Passage to read:
--- start ---

Technical writing

Voidly's Active Learning Loop: Growing the Anomaly Training Set with Human-in-the-Loop Annotation

November 27, 2024· 8 min read· AI Analytics

MLVoidlyActive LearningAnnotation

The Voidly ML training data pipeline described how we bootstrapped a labeled dataset from OONI's measurement archive. That gave us 127K labeled examples — enough to train the initial anomaly classifier but not enough to handle the long tail of interference patterns: ISP-specific certificate substitution signatures, country-specific DNS injection fingerprints, and interference methods that postdate the training window. This post describes the active learning loop we built to grow the training set efficiently without burning annotation budget on examples the model already handles well.

Bootstrap labels: OONI agreement flags

OONI's measurement records include a measurement_start_time, a test_name, and a confirmed boolean set by OONI's own pipeline when a block page is matched against their known signature library. We treat confirmed=true as a high-confidence blocked label and measurements where all control comparisons pass as normal. The middle tier — anomaly=true, confirmed=false — is unlabeled at bootstrap.

From 1.66M OONI measurements (the historical corpus), bootstrap labels break down as: 82K confirmed-blocked, 45K confirmed-normal, and 1.49M unlabeled anomalies. The 82K + 45K = 127K labeled set has a 65/35 blocked-to-normal split, which is reasonably balanced for gradient boosted tree training.

One problem with OONI-derived labels: confirmed=true means the block page matched OONI's library, but OONI's library covers only a subset of known block page signatures. Novel or rare block pages produceconfirmed=false even when genuine censorship occurred. The active learning loop is partly designed to surface these edge cases for human review.

Uncertainty sampling: which examples to annotate

The core idea of uncertainty sampling: take the current model, score every unlabeled example, and annotate the examples the model is most uncertain about. A model that is already confident about an example will not learn much from annotating it — that annotation budget is wasted.

We score uncertainty with the least-confidence heuristic: for an XGBoost binary classifier predicting P(blocked), uncertainty is 1 − |2P − 1|. An example where P = 0.5 has uncertainty 1.0 (maximum); one whereP = 0.05 or P = 0.95 has uncertainty 0.1 (minimum).

--- end ---

Continue the post on Voidly's active learning loop from the point where it ends.

Element placement data:
--- start ---

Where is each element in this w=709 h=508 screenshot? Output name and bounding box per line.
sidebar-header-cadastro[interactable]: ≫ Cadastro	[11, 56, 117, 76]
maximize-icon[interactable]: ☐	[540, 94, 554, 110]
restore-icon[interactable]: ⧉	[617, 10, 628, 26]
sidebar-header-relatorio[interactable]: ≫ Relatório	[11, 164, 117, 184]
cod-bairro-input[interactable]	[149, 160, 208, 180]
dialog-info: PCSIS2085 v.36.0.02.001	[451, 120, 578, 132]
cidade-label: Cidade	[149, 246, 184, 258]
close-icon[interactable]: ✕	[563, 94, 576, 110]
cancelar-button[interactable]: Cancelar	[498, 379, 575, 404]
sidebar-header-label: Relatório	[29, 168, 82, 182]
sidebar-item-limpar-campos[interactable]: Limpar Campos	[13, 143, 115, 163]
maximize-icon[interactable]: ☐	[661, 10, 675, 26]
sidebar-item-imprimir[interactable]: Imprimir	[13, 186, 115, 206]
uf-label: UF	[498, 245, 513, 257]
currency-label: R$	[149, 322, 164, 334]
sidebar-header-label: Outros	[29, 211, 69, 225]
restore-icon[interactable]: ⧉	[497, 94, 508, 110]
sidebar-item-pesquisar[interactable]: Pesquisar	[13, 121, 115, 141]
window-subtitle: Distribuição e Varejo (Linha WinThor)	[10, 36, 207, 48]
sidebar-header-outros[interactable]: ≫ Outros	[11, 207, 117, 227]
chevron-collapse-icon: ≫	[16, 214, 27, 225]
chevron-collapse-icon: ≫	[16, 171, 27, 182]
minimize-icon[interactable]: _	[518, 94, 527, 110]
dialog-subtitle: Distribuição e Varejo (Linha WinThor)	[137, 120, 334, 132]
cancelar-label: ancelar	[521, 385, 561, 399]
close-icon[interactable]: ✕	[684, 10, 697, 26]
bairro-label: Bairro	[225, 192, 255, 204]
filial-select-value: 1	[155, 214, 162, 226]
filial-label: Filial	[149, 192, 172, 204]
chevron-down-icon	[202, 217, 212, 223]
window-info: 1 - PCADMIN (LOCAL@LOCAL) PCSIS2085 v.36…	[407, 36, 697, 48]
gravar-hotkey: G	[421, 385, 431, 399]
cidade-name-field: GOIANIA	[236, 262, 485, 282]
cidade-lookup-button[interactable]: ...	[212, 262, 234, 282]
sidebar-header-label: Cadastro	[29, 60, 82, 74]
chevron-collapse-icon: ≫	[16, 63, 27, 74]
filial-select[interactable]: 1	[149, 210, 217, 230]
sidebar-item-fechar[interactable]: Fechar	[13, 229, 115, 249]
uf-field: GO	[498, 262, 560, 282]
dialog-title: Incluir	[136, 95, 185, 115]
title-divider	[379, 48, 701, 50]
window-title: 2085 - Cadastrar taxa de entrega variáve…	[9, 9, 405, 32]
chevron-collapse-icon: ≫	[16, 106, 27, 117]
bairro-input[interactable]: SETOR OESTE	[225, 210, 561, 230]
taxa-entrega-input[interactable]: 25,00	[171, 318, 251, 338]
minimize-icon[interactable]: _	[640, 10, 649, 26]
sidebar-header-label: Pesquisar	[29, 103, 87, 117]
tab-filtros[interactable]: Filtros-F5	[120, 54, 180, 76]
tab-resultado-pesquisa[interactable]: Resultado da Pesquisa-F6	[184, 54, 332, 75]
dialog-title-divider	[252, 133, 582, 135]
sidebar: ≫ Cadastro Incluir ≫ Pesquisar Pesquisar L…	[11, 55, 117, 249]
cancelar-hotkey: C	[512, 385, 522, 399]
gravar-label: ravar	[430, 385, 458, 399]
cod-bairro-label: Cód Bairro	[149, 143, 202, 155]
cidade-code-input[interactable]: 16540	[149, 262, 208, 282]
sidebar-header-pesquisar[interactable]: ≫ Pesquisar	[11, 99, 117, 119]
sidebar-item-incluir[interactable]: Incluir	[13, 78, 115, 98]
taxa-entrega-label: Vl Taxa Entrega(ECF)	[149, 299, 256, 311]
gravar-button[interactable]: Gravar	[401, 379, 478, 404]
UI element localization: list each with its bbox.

--- end ---
--- start ---

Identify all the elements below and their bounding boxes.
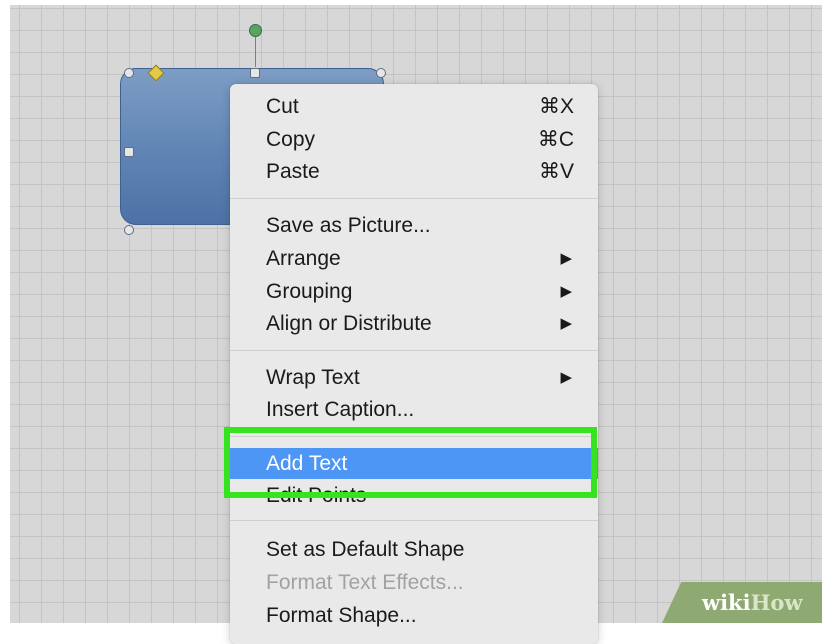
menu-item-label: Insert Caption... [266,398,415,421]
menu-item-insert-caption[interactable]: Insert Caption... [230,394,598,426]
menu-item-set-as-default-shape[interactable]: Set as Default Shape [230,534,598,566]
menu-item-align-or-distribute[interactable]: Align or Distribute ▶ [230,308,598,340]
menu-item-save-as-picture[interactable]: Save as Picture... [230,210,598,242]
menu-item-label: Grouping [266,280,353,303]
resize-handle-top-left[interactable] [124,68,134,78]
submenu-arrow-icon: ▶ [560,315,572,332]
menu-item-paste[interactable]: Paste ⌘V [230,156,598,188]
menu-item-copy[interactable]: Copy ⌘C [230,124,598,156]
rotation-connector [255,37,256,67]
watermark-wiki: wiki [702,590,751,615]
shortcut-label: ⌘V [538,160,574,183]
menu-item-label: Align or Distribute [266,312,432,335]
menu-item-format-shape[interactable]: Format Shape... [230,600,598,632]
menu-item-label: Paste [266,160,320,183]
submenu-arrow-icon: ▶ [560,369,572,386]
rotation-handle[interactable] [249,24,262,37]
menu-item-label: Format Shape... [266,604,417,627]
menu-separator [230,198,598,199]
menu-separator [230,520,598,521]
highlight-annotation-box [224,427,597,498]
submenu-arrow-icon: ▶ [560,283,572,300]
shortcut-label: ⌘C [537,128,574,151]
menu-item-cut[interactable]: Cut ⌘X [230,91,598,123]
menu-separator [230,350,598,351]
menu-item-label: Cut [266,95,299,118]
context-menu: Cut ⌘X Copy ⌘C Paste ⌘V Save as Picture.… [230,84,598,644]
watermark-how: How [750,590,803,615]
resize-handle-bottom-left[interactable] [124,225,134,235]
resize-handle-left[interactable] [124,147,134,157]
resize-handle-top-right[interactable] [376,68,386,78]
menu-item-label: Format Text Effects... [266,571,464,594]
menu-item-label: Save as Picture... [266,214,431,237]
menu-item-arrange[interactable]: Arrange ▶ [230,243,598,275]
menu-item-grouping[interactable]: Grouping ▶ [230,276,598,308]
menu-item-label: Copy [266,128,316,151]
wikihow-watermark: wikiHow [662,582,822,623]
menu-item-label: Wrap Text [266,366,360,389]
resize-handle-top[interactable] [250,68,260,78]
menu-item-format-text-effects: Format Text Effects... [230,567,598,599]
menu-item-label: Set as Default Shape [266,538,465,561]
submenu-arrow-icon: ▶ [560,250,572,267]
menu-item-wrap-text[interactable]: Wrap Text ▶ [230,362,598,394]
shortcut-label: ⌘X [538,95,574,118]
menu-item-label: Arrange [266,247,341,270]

--- end ---
--- start ---

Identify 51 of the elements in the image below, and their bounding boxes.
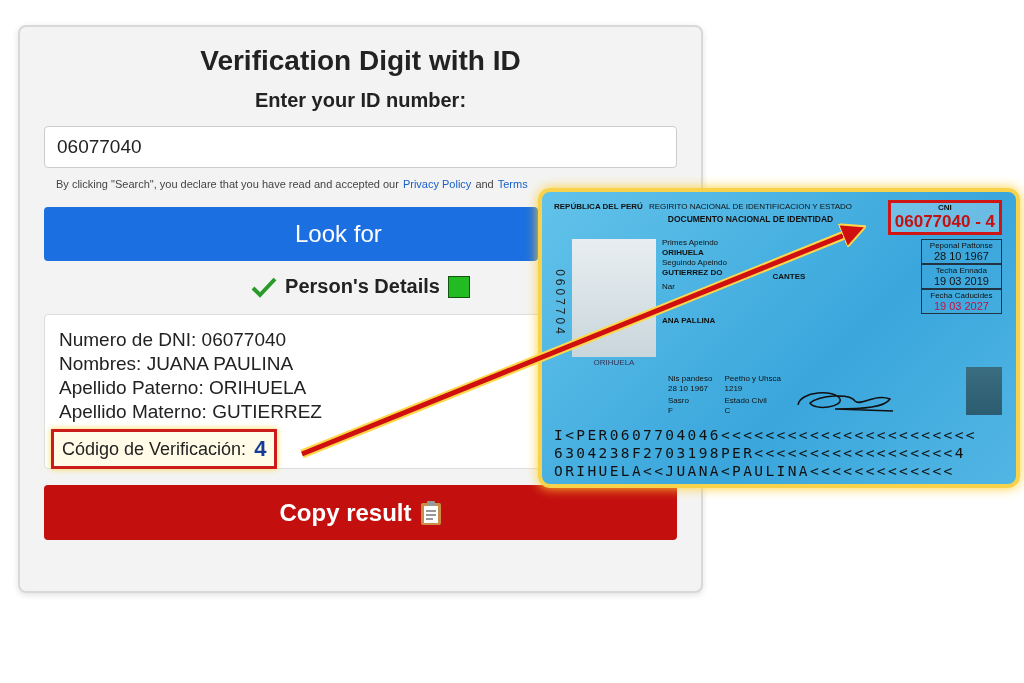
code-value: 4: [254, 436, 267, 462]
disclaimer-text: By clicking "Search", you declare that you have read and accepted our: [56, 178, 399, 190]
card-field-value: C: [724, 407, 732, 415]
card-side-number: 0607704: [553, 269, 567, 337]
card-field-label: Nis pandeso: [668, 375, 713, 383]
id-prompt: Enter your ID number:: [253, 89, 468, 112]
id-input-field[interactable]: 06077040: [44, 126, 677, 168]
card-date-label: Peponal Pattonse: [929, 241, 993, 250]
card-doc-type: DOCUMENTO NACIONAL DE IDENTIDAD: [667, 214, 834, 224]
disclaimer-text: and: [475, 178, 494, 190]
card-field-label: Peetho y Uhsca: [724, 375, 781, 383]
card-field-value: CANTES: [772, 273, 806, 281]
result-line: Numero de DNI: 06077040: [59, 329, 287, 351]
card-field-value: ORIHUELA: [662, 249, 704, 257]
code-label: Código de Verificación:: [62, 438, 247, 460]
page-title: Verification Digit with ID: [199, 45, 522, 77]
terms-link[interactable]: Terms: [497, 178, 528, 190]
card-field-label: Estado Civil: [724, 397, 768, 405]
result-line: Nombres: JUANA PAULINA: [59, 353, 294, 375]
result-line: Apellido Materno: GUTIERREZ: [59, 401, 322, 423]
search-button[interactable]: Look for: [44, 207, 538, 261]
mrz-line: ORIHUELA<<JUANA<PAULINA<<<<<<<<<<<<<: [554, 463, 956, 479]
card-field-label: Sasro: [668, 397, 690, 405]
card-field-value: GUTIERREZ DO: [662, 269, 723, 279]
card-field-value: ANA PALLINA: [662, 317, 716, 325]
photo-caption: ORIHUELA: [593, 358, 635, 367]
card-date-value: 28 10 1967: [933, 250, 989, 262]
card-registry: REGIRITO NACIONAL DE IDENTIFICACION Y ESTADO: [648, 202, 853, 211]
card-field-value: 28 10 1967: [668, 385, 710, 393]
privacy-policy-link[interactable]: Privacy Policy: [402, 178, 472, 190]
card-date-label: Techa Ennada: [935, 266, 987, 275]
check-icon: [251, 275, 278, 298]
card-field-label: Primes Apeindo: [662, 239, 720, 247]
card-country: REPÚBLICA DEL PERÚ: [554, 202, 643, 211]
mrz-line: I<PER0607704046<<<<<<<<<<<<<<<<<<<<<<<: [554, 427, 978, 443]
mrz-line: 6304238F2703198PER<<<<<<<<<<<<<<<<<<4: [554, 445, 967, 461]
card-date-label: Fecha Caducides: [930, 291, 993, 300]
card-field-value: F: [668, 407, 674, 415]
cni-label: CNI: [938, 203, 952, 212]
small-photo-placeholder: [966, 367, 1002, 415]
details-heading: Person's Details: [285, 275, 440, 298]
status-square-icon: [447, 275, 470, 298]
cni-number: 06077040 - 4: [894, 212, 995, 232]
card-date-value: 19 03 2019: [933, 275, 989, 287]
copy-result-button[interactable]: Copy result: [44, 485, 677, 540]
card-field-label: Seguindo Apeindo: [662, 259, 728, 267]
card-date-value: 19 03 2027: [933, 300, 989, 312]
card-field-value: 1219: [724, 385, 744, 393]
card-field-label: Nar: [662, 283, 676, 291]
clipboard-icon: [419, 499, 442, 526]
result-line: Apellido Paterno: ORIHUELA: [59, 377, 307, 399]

--- end ---

Exercise result:
# Weekly uncertainty scoring over the unlabeled pool
import pandas as pd
import xgboost as xgb

def score_uncertainty(model: xgb.Booster,
                      unlabeled_df: pd.DataFrame,
                      feature_cols: list[str]) -> pd.DataFrame:
    """
    Returns the unlabeled pool sorted by uncertainty (descending).
    Uncertainty = 1 - |2 * P(blocked) - 1|
    """
    dmatrix = xgb.DMatrix(unlabeled_df[feature_cols])
    p_blocked = model.predict(dmatrix)  # shape (n,), probability of blocked class

    unlabeled_df = unlabeled_df.copy()
    unlabeled_df['p_blocked']   = p_blocked
    unlabeled_df['uncertainty'] = 1.0 - abs(2.0 * p_blocked - 1.0)

    return unlabeled_df.sort_values('uncertainty', ascending=False)


def select_annotation_batch(scored_df: pd.DataFrame,
                             budget: int = 500) -> pd.DataFrame:
    """
    Select top-budget examples by uncertainty. Apply diversity filter:
    no more than 20 examples per (country, test_protocol) cell to avoid
    over-annotating one region's dominant interference type.
    """
    selected = []
    cell_counts: dict[tuple, int] = {}

    for _, row in scored_df.iterrows():
        cell = (row['vantage_country'], row['test_protocol'])
        if cell_counts.get(cell, 0) < 20:
            selected.append(row)
            cell_counts[cell] = cell_counts.get(cell, 0) + 1
        if len(selected) >= budget:
            break

    return pd.DataFrame(selected)

Each week, 500 examples are selected from the ~1.49M unlabeled pool. The diversity filter prevents the batch from being dominated by a single country or test protocol — without it, Russia + HTTPS would crowd out smaller countries with unusual blocking methods.

Annotation interface

Annotators use a web interface that presents each measurement as a three-panel view:

Left panel — vantage measurement: DNS query and response, TCP connection result, TLS handshake outcome (certificate chain, alert code if any), HTTP response (status, headers, body hash, block page match score).
Middle panel — control comparison: the same test run from a Voidly control server outside the suspected censorship jurisdiction, shown alongside diff-highlighted deltas from the vantage measurement.
Right panel — context: OONI's original verdict for this measurement (if available), the model's current prediction and confidence, the top-3 SHAP features driving the prediction, and any other known incidents for this domain × country in the past 14 days.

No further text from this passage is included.